- DIRECTION
Quote all of the data below exactly, please.

--- start INPUT MATERIAL ---

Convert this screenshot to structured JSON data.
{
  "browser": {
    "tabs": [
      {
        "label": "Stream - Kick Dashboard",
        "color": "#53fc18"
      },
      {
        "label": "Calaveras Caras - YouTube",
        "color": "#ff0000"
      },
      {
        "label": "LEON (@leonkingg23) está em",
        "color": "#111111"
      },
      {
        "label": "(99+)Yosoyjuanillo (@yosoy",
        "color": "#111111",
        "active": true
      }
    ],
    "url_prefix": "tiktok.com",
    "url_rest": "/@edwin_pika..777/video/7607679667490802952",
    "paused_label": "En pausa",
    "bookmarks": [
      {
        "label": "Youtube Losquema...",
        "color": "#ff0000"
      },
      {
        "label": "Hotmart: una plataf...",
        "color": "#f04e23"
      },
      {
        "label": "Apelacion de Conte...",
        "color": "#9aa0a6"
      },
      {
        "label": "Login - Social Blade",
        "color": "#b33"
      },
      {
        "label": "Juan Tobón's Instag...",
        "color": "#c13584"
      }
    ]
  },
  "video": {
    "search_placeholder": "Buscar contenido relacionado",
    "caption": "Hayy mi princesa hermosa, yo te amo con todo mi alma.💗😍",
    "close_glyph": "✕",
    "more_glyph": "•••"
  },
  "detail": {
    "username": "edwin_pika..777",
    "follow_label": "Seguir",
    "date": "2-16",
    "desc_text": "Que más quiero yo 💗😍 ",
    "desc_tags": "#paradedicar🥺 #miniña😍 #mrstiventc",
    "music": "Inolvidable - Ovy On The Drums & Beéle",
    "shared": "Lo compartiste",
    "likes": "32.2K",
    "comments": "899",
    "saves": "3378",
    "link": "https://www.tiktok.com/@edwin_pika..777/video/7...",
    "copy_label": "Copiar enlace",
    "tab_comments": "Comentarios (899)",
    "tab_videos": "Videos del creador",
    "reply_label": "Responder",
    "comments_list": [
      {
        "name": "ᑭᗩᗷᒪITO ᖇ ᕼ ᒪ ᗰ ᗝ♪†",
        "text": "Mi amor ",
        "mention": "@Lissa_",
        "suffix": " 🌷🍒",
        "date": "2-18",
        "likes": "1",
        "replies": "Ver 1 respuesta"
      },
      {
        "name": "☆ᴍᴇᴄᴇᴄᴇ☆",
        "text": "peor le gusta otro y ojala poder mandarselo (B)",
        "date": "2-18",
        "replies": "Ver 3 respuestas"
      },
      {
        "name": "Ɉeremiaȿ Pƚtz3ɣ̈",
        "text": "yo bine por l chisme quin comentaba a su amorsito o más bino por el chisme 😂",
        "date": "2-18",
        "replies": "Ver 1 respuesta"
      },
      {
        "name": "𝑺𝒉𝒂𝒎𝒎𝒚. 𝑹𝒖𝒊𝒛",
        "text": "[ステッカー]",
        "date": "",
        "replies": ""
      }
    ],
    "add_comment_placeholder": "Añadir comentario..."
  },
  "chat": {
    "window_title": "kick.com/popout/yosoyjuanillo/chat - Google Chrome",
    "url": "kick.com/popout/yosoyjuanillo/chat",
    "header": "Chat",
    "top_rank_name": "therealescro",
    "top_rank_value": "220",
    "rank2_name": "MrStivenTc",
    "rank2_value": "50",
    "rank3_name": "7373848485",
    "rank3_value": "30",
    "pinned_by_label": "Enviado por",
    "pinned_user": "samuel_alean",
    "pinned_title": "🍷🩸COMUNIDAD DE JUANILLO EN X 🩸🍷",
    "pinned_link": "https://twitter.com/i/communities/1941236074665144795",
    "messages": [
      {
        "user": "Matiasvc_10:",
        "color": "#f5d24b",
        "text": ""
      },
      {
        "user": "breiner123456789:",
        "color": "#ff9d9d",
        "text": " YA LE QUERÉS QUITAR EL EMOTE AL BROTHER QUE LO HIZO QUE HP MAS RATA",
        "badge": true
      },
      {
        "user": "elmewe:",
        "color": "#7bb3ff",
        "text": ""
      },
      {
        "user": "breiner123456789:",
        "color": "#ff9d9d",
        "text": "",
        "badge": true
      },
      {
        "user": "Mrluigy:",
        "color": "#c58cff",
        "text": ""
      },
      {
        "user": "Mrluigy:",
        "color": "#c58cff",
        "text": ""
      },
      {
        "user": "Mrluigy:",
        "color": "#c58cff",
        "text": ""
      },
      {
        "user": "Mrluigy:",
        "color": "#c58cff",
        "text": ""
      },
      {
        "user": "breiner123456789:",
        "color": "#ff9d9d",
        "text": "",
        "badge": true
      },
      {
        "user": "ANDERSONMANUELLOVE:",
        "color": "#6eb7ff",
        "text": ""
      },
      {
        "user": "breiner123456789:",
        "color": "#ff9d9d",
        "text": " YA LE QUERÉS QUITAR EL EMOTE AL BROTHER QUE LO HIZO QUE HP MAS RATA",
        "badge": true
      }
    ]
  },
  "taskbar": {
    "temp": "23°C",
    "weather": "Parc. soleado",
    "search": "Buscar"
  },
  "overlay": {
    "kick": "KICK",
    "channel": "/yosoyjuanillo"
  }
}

--- end INPUT MATERIAL ---

- FULL SOLUTION
Convert this screenshot to structured JSON data.
{
  "browser": {
    "tabs": [
      {
        "label": "Stream - Kick Dashboard",
        "color": "#53fc18"
      },
      {
        "label": "Calaveras Caras - YouTube",
        "color": "#ff0000"
      },
      {
        "label": "LEON (@leonkingg23) está em",
        "color": "#111111"
      },
      {
        "label": "(99+)Yosoyjuanillo (@yosoy",
        "color": "#111111",
        "active": true
      }
    ],
    "url_prefix": "tiktok.com",
    "url_rest": "/@edwin_pika..777/video/7607679667490802952",
    "paused_label": "En pausa",
    "bookmarks": [
      {
        "label": "Youtube Losquema...",
        "color": "#ff0000"
      },
      {
        "label": "Hotmart: una plataf...",
        "color": "#f04e23"
      },
      {
        "label": "Apelacion de Conte...",
        "color": "#9aa0a6"
      },
      {
        "label": "Login - Social Blade",
        "color": "#b33"
      },
      {
        "label": "Juan Tobón's Instag...",
        "color": "#c13584"
      }
    ]
  },
  "video": {
    "search_placeholder": "Buscar contenido relacionado",
    "caption": "Hayy mi princesa hermosa, yo te amo con todo mi alma.💗😍",
    "close_glyph": "✕",
    "more_glyph": "•••"
  },
  "detail": {
    "username": "edwin_pika..777",
    "follow_label": "Seguir",
    "date": "2-16",
    "desc_text": "Que más quiero yo 💗😍 ",
    "desc_tags": "#paradedicar🥺 #miniña😍 #mrstiventc",
    "music": "Inolvidable - Ovy On The Drums & Beéle",
    "shared": "Lo compartiste",
    "likes": "32.2K",
    "comments": "899",
    "saves": "3378",
    "link": "https://www.tiktok.com/@edwin_pika..777/video/7...",
    "copy_label": "Copiar enlace",
    "tab_comments": "Comentarios (899)",
    "tab_videos": "Videos del creador",
    "reply_label": "Responder",
    "comments_list": [
      {
        "name": "ᑭᗩᗷᒪITO ᖇ ᕼ ᒪ ᗰ ᗝ♪†",
        "text": "Mi amor ",
        "mention": "@Lissa_",
        "suffix": " 🌷🍒",
        "date": "2-18",
        "likes": "1",
        "replies": "Ver 1 respuesta"
      },
      {
        "name": "☆ᴍᴇᴄᴇᴄᴇ☆",
        "text": "peor le gusta otro y ojala poder mandarselo (B)",
        "date": "2-18",
        "replies": "Ver 3 respuestas"
      },
      {
        "name": "Ɉeremiaȿ Pƚtz3ɣ̈",
        "text": "yo bine por l chisme quin comentaba a su amorsito o más bino por el chisme 😂",
        "date": "2-18",
        "replies": "Ver 1 respuesta"
      },
      {
        "name": "𝑺𝒉𝒂𝒎𝒎𝒚. 𝑹𝒖𝒊𝒛",
        "text": "[ステッカー]",
        "date": "",
        "replies": ""
      }
    ],
    "add_comment_placeholder": "Añadir comentario..."
  },
  "chat": {
    "window_title": "kick.com/popout/yosoyjuanillo/chat - Google Chrome",
    "url": "kick.com/popout/yosoyjuanillo/chat",
    "header": "Chat",
    "top_rank_name": "therealescro",
    "top_rank_value": "220",
    "rank2_name": "MrStivenTc",
    "rank2_value": "50",
    "rank3_name": "7373848485",
    "rank3_value": "30",
    "pinned_by_label": "Enviado por",
    "pinned_user": "samuel_alean",
    "pinned_title": "🍷🩸COMUNIDAD DE JUANILLO EN X 🩸🍷",
    "pinned_link": "https://twitter.com/i/communities/1941236074665144795",
    "messages": [
      {
        "user": "Matiasvc_10:",
        "color": "#f5d24b",
        "text": ""
      },
      {
        "user": "breiner123456789:",
        "color": "#ff9d9d",
        "text": " YA LE QUERÉS QUITAR EL EMOTE AL BROTHER QUE LO HIZO QUE HP MAS RATA",
        "badge": true
      },
      {
        "user": "elmewe:",
        "color": "#7bb3ff",
        "text": ""
      },
      {
        "user": "breiner123456789:",
        "color": "#ff9d9d",
        "text": "",
        "badge": true
      },
      {
        "user": "Mrluigy:",
        "color": "#c58cff",
        "text": ""
      },
      {
        "user": "Mrluigy:",
        "color": "#c58cff",
        "text": ""
      },
      {
        "user": "Mrluigy:",
        "color": "#c58cff",
        "text": ""
      },
      {
        "user": "Mrluigy:",
        "color": "#c58cff",
        "text": ""
      },
      {
        "user": "breiner123456789:",
        "color": "#ff9d9d",
        "text": "",
        "badge": true
      },
      {
        "user": "ANDERSONMANUELLOVE:",
        "color": "#6eb7ff",
        "text": ""
      },
      {
        "user": "breiner123456789:",
        "color": "#ff9d9d",
        "text": " YA LE QUERÉS QUITAR EL EMOTE AL BROTHER QUE LO HIZO QUE HP MAS RATA",
        "badge": true
      }
    ]
  },
  "taskbar": {
    "temp": "23°C",
    "weather": "Parc. soleado",
    "search": "Buscar"
  },
  "overlay": {
    "kick": "KICK",
    "channel": "/yosoyjuanillo"
  }
}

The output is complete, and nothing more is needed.